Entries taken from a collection

----

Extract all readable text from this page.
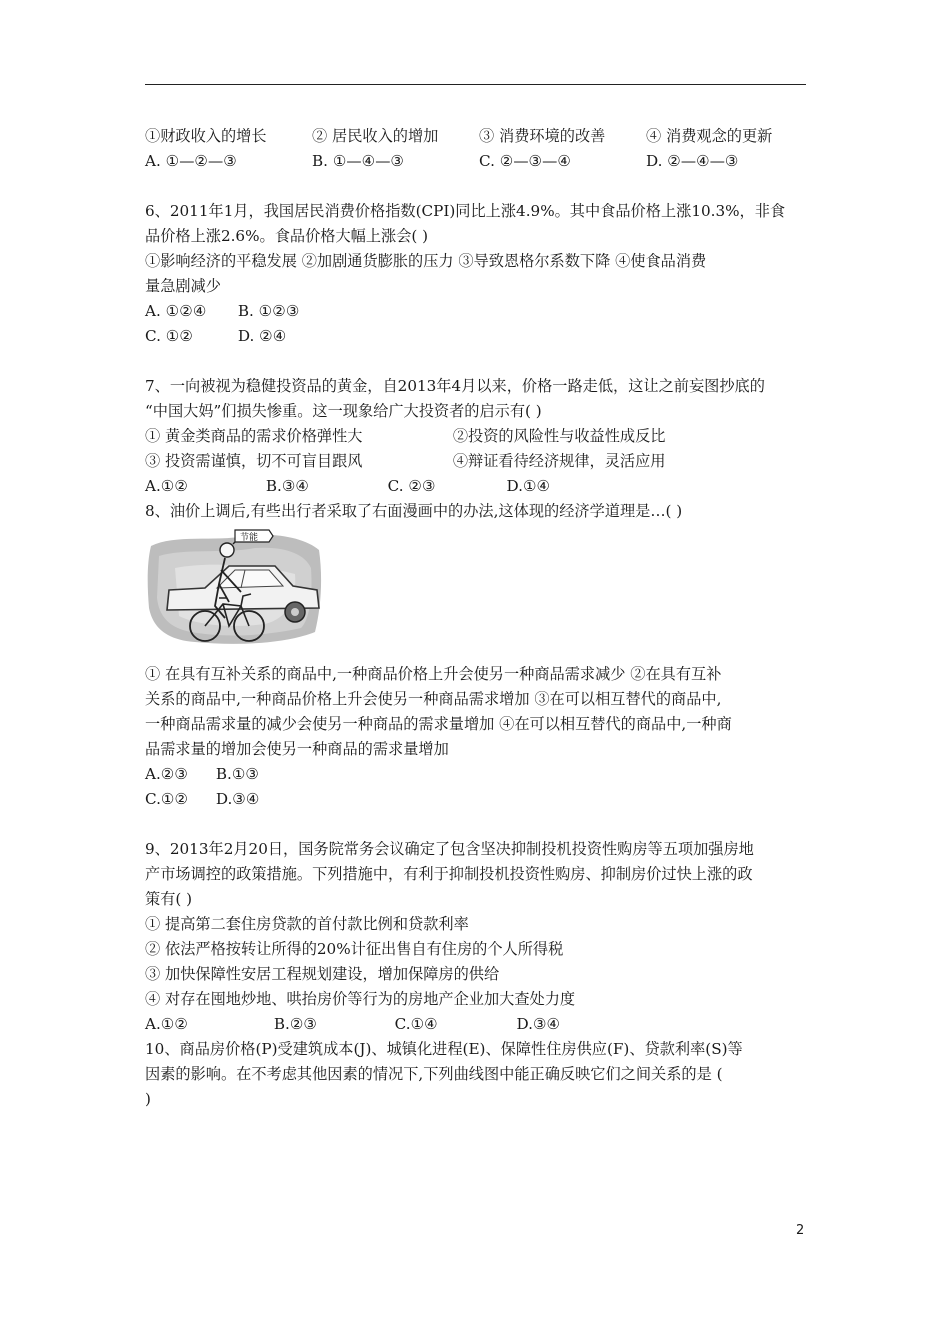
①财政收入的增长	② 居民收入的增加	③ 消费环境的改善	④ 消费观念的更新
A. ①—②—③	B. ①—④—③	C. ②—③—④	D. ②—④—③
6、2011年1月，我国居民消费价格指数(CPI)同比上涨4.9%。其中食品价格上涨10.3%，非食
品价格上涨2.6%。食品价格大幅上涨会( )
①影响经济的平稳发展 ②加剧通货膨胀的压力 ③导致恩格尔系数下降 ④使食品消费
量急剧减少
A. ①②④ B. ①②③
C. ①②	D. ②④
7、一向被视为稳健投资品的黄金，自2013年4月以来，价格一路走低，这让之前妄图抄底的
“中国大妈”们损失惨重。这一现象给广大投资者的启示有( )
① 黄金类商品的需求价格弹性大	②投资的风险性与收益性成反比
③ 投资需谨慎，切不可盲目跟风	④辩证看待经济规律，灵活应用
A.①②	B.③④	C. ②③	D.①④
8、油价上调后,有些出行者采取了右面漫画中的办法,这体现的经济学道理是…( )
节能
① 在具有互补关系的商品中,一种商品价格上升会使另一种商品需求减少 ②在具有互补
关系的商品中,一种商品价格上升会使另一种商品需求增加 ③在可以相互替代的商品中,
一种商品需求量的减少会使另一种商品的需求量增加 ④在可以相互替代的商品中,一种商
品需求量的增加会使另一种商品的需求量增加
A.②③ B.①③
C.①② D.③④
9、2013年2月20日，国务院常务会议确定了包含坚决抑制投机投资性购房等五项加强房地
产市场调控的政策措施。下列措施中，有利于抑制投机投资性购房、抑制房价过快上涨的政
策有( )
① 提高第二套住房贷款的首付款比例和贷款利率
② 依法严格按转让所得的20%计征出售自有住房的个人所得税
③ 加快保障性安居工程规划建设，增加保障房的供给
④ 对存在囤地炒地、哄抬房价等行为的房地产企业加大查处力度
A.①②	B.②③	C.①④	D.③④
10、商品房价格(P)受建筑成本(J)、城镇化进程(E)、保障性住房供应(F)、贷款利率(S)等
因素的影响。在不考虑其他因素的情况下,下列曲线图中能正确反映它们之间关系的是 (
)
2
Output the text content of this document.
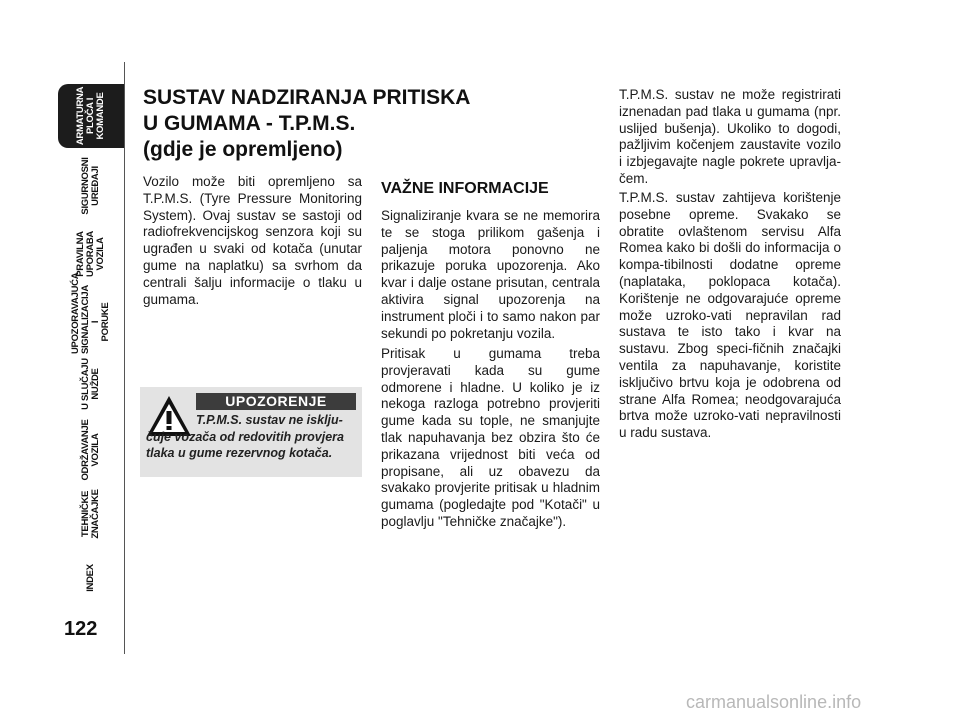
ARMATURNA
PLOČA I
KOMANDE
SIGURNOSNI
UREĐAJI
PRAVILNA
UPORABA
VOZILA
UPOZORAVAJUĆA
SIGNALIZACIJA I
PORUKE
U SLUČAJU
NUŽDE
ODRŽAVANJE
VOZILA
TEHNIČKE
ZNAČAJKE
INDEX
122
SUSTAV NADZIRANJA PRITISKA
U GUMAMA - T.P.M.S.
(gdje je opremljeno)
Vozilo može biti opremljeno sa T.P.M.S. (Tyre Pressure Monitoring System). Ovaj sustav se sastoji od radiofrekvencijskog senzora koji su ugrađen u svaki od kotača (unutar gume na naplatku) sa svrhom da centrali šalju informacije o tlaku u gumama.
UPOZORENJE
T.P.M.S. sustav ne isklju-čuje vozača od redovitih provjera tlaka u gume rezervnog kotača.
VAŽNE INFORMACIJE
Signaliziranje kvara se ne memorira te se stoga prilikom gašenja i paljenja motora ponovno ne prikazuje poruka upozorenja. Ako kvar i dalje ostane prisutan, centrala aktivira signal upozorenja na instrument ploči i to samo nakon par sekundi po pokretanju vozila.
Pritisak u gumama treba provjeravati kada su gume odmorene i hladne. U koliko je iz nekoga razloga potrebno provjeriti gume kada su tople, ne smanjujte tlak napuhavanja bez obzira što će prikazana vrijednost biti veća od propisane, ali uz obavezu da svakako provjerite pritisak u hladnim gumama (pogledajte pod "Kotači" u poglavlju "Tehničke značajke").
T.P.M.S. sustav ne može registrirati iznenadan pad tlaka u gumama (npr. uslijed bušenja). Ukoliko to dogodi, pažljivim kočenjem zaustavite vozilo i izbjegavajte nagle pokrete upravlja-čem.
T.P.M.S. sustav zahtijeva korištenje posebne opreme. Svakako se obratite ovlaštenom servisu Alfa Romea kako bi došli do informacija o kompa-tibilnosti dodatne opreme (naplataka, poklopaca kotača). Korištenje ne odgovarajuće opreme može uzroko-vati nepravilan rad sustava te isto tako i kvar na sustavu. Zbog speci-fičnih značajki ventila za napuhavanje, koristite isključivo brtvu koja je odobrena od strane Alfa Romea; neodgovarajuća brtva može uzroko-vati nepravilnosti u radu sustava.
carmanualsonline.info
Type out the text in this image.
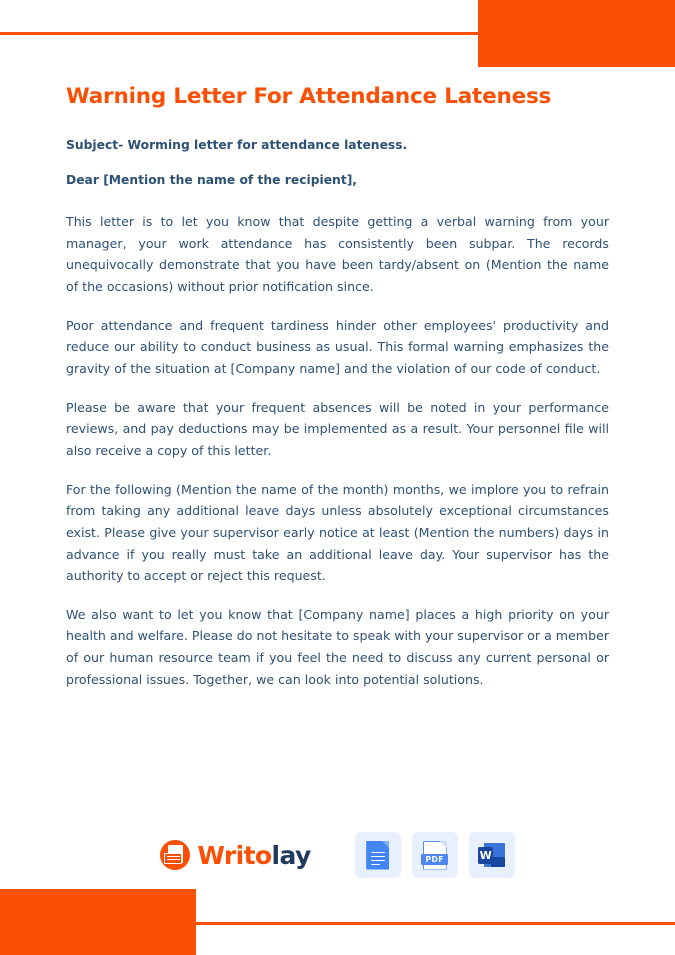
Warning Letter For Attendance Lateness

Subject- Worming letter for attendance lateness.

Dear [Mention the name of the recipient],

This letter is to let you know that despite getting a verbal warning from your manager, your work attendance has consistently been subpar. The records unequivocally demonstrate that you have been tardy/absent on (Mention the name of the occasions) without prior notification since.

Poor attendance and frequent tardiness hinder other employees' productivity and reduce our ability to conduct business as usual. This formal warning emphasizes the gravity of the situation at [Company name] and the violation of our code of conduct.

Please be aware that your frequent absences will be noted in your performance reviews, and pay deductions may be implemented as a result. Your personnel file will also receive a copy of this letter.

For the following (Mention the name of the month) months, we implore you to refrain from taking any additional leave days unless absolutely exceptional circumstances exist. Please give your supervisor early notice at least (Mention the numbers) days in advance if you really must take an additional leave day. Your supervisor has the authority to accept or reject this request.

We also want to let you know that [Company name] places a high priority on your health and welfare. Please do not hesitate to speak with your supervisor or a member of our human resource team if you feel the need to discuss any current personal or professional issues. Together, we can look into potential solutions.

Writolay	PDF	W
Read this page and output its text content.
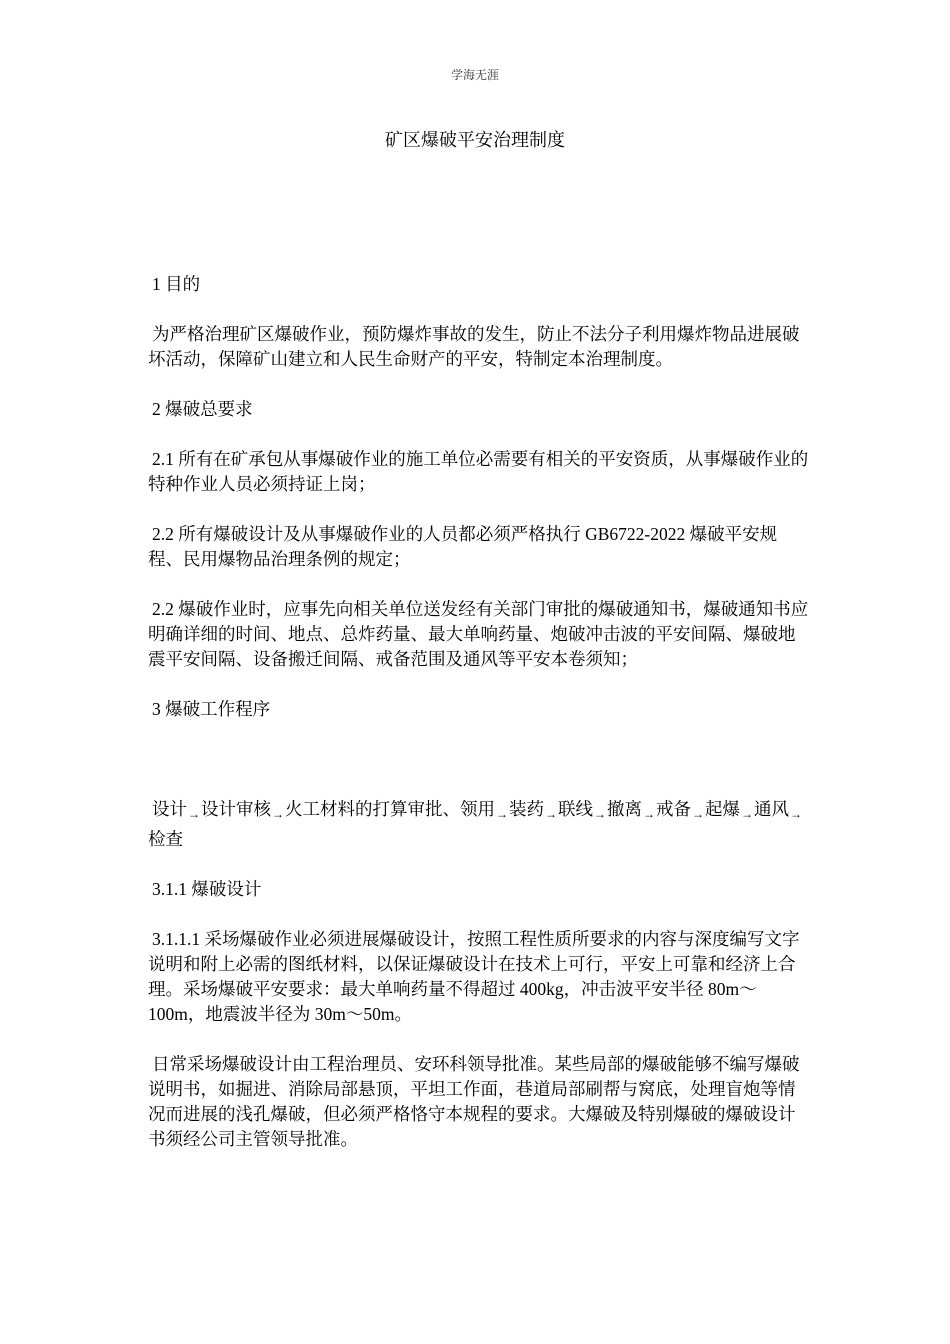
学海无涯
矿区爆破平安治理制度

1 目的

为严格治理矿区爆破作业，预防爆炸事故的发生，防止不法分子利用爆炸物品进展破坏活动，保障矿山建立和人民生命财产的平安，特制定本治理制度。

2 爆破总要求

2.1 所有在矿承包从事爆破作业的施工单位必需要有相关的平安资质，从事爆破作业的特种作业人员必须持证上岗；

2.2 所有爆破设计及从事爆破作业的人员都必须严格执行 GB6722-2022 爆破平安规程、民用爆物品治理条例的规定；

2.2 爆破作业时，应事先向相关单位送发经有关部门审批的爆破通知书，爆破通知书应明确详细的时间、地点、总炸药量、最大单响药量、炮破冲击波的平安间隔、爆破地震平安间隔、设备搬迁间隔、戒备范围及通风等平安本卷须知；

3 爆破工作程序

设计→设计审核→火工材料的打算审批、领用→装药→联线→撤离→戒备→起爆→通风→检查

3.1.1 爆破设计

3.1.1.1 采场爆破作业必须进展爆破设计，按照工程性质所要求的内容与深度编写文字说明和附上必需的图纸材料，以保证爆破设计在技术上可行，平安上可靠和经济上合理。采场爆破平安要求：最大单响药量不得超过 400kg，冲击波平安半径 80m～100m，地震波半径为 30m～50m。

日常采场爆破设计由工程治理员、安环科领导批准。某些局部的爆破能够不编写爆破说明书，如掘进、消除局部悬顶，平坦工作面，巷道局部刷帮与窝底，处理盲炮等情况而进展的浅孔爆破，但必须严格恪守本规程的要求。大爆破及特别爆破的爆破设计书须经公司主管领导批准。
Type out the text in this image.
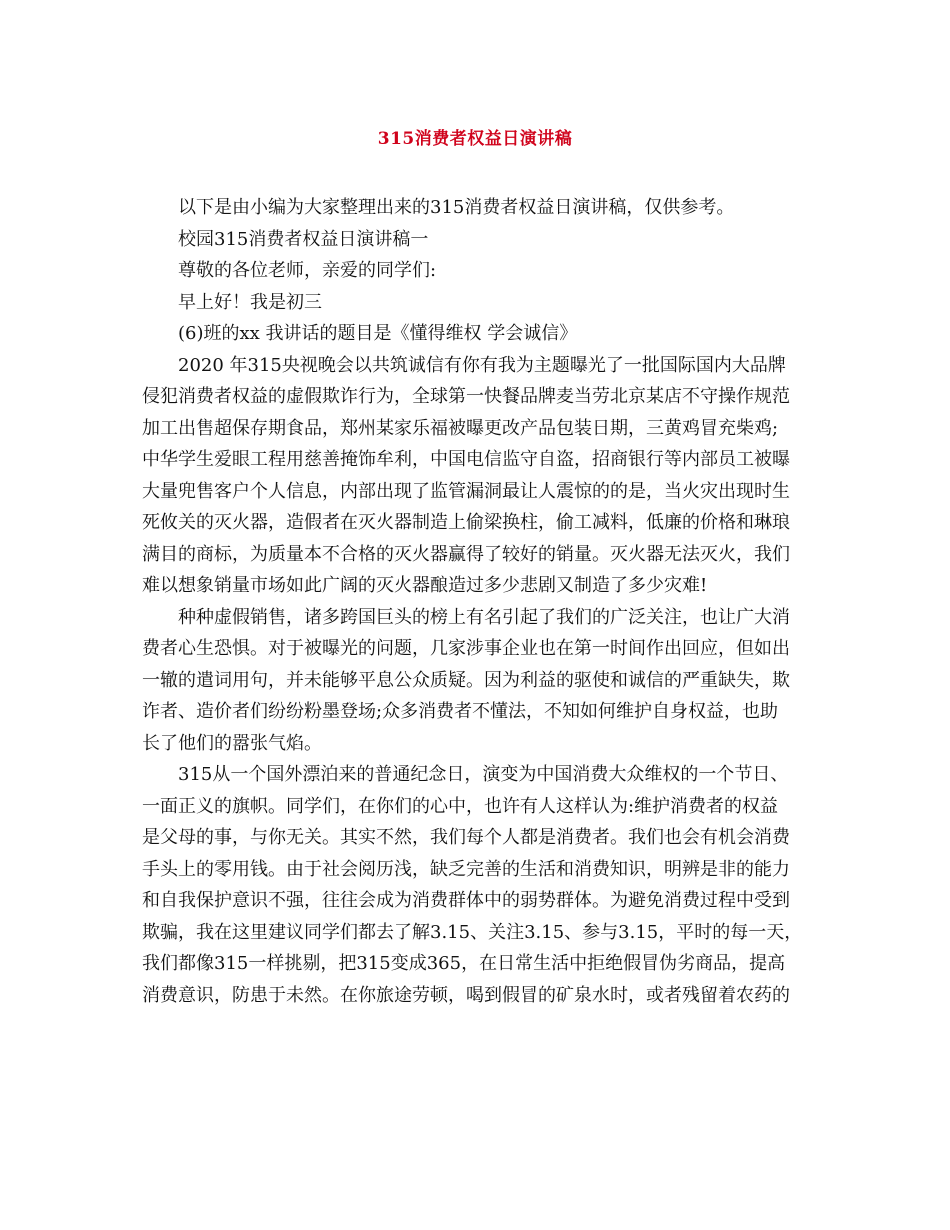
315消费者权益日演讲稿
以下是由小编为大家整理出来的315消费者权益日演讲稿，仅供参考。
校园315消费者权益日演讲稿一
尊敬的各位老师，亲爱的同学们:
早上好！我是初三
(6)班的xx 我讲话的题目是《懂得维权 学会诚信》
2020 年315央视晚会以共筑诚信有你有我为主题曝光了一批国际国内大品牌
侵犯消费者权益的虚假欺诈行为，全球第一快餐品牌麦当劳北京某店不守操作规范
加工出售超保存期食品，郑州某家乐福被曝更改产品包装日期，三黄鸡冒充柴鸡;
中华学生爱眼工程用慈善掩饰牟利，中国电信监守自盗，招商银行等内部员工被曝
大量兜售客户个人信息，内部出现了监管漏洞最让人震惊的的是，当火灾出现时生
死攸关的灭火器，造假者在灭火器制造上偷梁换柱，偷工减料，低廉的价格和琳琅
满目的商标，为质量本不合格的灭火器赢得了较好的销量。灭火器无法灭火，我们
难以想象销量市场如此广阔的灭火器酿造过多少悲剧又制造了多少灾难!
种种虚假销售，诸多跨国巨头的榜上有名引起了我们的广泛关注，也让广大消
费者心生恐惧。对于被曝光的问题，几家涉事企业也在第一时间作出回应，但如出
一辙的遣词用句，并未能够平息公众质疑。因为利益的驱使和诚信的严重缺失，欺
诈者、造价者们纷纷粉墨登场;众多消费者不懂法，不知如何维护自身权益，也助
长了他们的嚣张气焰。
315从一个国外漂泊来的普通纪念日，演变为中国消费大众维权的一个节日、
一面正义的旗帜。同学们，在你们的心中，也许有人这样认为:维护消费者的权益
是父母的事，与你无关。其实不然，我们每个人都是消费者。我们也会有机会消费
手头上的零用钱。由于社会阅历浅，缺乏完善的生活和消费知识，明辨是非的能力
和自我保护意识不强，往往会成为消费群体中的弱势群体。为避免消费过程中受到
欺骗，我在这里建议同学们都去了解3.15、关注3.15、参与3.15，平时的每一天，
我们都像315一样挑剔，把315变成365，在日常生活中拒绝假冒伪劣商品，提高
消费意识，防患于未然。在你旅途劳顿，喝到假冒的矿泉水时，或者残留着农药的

----

◆ Written request ◆
Gather each line from the entries above that includes the word "text".

◆ Solution to the problem ◆
Extract all readable text from this page.
Output the text content of this document.
Type out the text in this image.
Read this page and output its text content.
Type out the text in this image.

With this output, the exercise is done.